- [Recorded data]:
* start *

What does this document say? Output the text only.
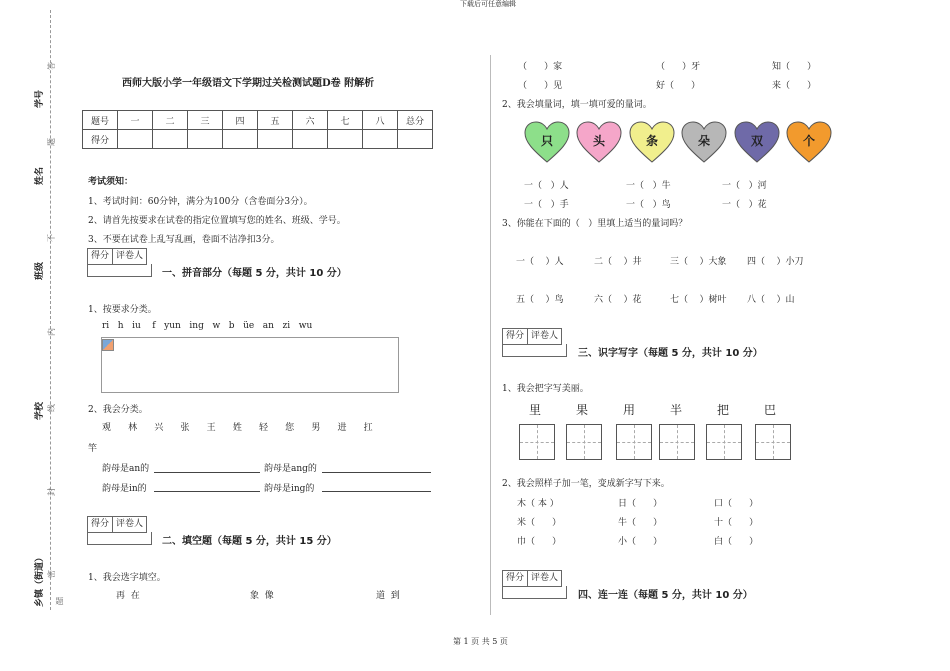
下载后可任意编辑
第 1 页 共 5 页
学号
姓名
班级
学校
乡镇（街道）
答
题
不
内
线
封
密
题
西师大版小学一年级语文下学期过关检测试题D卷 附解析
题号	一	二	三	四	五	六	七	八	总分
得分									
考试须知：
1、考试时间：60分钟，满分为100分（含卷面分3分）。
2、请首先按要求在试卷的指定位置填写您的姓名、班级、学号。
3、不要在试卷上乱写乱画，卷面不洁净扣3分。
得分 评卷人
一、拼音部分（每题 5 分，共计 10 分）
1、按要求分类。
ri   h   iu    f   yun   ing   w   b   üe   an   zi   wu
2、我会分类。
观      林      兴      张      王      姓      轻      您      男      进      扛
竿
韵母是an的	韵母是ang的
韵母是in的	韵母是ing的
得分 评卷人
二、填空题（每题 5 分，共计 15 分）
1、我会选字填空。
再  在	象  像	道  到
（      ）家	（      ）牙	知（      ）
（      ）见	好（      ）	来（      ）
2、我会填量词，填一填可爱的量词。
只	头	条	朵	双	个
一（   ）人	一（   ）牛	一（   ）河
一（   ）手	一（   ）鸟	一（   ）花
3、你能在下面的（   ）里填上适当的量词吗？
一（    ）人	二（    ）井	三（    ）大象 四（    ）小刀
五（    ）鸟	六（    ）花	七（    ）树叶 八（    ）山
得分 评卷人
三、识字写字（每题 5 分，共计 10 分）
1、我会把字写美丽。
里	果	用	半	把	巴
2、我会照样子加一笔，变成新字写下来。
木（ 本 ）	日（      ）	口（      ）
米（      ）	牛（      ）	十（      ）
巾（      ）	小（      ）	白（      ）
得分 评卷人
四、连一连（每题 5 分，共计 10 分）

* end *

- [TASK BRIEF]: Return the listing above in full and without alteration, excluding its pictures.

- [EXERCISE OUTPUT]:
What does this document say? Output the text only.
下载后可任意编辑
第 1 页 共 5 页
学号
姓名
班级
学校
乡镇（街道）
答
题
不
内
线
封
密
题
西师大版小学一年级语文下学期过关检测试题D卷 附解析
题号	一	二	三	四	五	六	七	八	总分
得分									
考试须知：
1、考试时间：60分钟，满分为100分（含卷面分3分）。
2、请首先按要求在试卷的指定位置填写您的姓名、班级、学号。
3、不要在试卷上乱写乱画，卷面不洁净扣3分。
得分 评卷人
一、拼音部分（每题 5 分，共计 10 分）
1、按要求分类。
ri   h   iu    f   yun   ing   w   b   üe   an   zi   wu
2、我会分类。
观      林      兴      张      王      姓      轻      您      男      进      扛
竿
韵母是an的	韵母是ang的
韵母是in的	韵母是ing的
得分 评卷人
二、填空题（每题 5 分，共计 15 分）
1、我会选字填空。
再  在	象  像	道  到
（      ）家	（      ）牙	知（      ）
（      ）见	好（      ）	来（      ）
2、我会填量词，填一填可爱的量词。
只	头	条	朵	双	个
一（   ）人	一（   ）牛	一（   ）河
一（   ）手	一（   ）鸟	一（   ）花
3、你能在下面的（   ）里填上适当的量词吗？
一（    ）人	二（    ）井	三（    ）大象 四（    ）小刀
五（    ）鸟	六（    ）花	七（    ）树叶 八（    ）山
得分 评卷人
三、识字写字（每题 5 分，共计 10 分）
1、我会把字写美丽。
里	果	用	半	把	巴
2、我会照样子加一笔，变成新字写下来。
木（ 本 ）	日（      ）	口（      ）
米（      ）	牛（      ）	十（      ）
巾（      ）	小（      ）	白（      ）
得分 评卷人
四、连一连（每题 5 分，共计 10 分）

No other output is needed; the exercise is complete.